> _OBJECTIVE_
Copy out all of the material exactly.

> _MATERIAL PROVIDED_
>>>

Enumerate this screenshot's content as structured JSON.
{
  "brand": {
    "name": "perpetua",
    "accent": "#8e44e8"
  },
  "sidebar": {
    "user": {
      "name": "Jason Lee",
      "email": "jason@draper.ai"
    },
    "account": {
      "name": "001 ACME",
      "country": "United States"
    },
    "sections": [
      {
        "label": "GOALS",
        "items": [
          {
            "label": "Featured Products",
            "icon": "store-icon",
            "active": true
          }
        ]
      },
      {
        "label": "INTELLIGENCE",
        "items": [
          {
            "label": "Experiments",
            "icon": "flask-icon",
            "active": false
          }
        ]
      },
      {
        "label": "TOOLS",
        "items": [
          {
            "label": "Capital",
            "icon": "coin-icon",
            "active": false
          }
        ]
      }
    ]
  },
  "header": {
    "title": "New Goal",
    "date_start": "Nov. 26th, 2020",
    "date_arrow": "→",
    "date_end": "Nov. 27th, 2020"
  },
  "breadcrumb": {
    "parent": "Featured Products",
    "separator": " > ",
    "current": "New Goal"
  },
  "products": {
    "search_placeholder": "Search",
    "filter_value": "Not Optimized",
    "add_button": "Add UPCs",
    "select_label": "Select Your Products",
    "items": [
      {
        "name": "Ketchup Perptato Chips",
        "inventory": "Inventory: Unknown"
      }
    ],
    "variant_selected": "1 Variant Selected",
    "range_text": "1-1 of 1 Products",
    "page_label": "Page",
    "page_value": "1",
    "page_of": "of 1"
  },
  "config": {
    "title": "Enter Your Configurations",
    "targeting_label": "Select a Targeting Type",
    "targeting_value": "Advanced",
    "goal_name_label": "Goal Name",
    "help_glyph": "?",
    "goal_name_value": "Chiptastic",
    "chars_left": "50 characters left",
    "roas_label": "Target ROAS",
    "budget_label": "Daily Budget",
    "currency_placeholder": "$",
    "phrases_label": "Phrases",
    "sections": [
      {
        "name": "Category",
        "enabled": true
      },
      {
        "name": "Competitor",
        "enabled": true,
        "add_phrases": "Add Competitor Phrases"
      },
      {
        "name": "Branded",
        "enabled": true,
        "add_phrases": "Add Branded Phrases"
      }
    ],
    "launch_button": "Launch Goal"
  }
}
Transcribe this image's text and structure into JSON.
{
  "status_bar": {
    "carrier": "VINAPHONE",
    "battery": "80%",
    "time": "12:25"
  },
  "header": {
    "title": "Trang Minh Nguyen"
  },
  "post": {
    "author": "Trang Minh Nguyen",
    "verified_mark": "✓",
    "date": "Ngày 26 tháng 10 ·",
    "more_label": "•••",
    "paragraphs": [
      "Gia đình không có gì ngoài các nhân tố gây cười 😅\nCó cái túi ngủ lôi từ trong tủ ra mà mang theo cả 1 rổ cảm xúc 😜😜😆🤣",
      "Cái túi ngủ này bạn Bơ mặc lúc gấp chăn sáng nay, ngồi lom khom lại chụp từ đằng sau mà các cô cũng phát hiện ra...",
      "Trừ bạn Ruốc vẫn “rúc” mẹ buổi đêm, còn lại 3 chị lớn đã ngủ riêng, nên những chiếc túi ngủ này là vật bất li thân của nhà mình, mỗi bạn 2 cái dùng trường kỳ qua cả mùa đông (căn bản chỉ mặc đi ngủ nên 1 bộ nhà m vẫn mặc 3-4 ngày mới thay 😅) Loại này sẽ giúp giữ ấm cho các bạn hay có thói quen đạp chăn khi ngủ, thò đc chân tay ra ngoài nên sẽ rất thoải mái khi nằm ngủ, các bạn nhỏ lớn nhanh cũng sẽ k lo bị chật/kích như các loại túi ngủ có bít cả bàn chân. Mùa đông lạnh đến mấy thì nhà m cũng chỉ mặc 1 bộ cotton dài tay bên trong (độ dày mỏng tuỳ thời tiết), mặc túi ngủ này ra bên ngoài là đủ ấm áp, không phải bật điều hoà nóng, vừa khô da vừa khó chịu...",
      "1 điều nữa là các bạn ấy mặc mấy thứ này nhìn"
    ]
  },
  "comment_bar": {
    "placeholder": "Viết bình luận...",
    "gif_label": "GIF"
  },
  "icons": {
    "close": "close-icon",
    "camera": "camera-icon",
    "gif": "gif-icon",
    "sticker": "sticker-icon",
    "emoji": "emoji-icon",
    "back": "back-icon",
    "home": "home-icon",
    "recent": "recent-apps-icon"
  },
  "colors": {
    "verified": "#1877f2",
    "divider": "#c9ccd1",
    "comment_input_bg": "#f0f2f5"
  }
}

<<<

> _RESPONSE TO THE EXERCISE_
Enumerate this screenshot's content as structured JSON.
{
  "brand": {
    "name": "perpetua",
    "accent": "#8e44e8"
  },
  "sidebar": {
    "user": {
      "name": "Jason Lee",
      "email": "jason@draper.ai"
    },
    "account": {
      "name": "001 ACME",
      "country": "United States"
    },
    "sections": [
      {
        "label": "GOALS",
        "items": [
          {
            "label": "Featured Products",
            "icon": "store-icon",
            "active": true
          }
        ]
      },
      {
        "label": "INTELLIGENCE",
        "items": [
          {
            "label": "Experiments",
            "icon": "flask-icon",
            "active": false
          }
        ]
      },
      {
        "label": "TOOLS",
        "items": [
          {
            "label": "Capital",
            "icon": "coin-icon",
            "active": false
          }
        ]
      }
    ]
  },
  "header": {
    "title": "New Goal",
    "date_start": "Nov. 26th, 2020",
    "date_arrow": "→",
    "date_end": "Nov. 27th, 2020"
  },
  "breadcrumb": {
    "parent": "Featured Products",
    "separator": " > ",
    "current": "New Goal"
  },
  "products": {
    "search_placeholder": "Search",
    "filter_value": "Not Optimized",
    "add_button": "Add UPCs",
    "select_label": "Select Your Products",
    "items": [
      {
        "name": "Ketchup Perptato Chips",
        "inventory": "Inventory: Unknown"
      }
    ],
    "variant_selected": "1 Variant Selected",
    "range_text": "1-1 of 1 Products",
    "page_label": "Page",
    "page_value": "1",
    "page_of": "of 1"
  },
  "config": {
    "title": "Enter Your Configurations",
    "targeting_label": "Select a Targeting Type",
    "targeting_value": "Advanced",
    "goal_name_label": "Goal Name",
    "help_glyph": "?",
    "goal_name_value": "Chiptastic",
    "chars_left": "50 characters left",
    "roas_label": "Target ROAS",
    "budget_label": "Daily Budget",
    "currency_placeholder": "$",
    "phrases_label": "Phrases",
    "sections": [
      {
        "name": "Category",
        "enabled": true
      },
      {
        "name": "Competitor",
        "enabled": true,
        "add_phrases": "Add Competitor Phrases"
      },
      {
        "name": "Branded",
        "enabled": true,
        "add_phrases": "Add Branded Phrases"
      }
    ],
    "launch_button": "Launch Goal"
  }
}
Transcribe this image's text and structure into JSON.
{
  "status_bar": {
    "carrier": "VINAPHONE",
    "battery": "80%",
    "time": "12:25"
  },
  "header": {
    "title": "Trang Minh Nguyen"
  },
  "post": {
    "author": "Trang Minh Nguyen",
    "verified_mark": "✓",
    "date": "Ngày 26 tháng 10 ·",
    "more_label": "•••",
    "paragraphs": [
      "Gia đình không có gì ngoài các nhân tố gây cười 😅\nCó cái túi ngủ lôi từ trong tủ ra mà mang theo cả 1 rổ cảm xúc 😜😜😆🤣",
      "Cái túi ngủ này bạn Bơ mặc lúc gấp chăn sáng nay, ngồi lom khom lại chụp từ đằng sau mà các cô cũng phát hiện ra...",
      "Trừ bạn Ruốc vẫn “rúc” mẹ buổi đêm, còn lại 3 chị lớn đã ngủ riêng, nên những chiếc túi ngủ này là vật bất li thân của nhà mình, mỗi bạn 2 cái dùng trường kỳ qua cả mùa đông (căn bản chỉ mặc đi ngủ nên 1 bộ nhà m vẫn mặc 3-4 ngày mới thay 😅) Loại này sẽ giúp giữ ấm cho các bạn hay có thói quen đạp chăn khi ngủ, thò đc chân tay ra ngoài nên sẽ rất thoải mái khi nằm ngủ, các bạn nhỏ lớn nhanh cũng sẽ k lo bị chật/kích như các loại túi ngủ có bít cả bàn chân. Mùa đông lạnh đến mấy thì nhà m cũng chỉ mặc 1 bộ cotton dài tay bên trong (độ dày mỏng tuỳ thời tiết), mặc túi ngủ này ra bên ngoài là đủ ấm áp, không phải bật điều hoà nóng, vừa khô da vừa khó chịu...",
      "1 điều nữa là các bạn ấy mặc mấy thứ này nhìn"
    ]
  },
  "comment_bar": {
    "placeholder": "Viết bình luận...",
    "gif_label": "GIF"
  },
  "icons": {
    "close": "close-icon",
    "camera": "camera-icon",
    "gif": "gif-icon",
    "sticker": "sticker-icon",
    "emoji": "emoji-icon",
    "back": "back-icon",
    "home": "home-icon",
    "recent": "recent-apps-icon"
  },
  "colors": {
    "verified": "#1877f2",
    "divider": "#c9ccd1",
    "comment_input_bg": "#f0f2f5"
  }
}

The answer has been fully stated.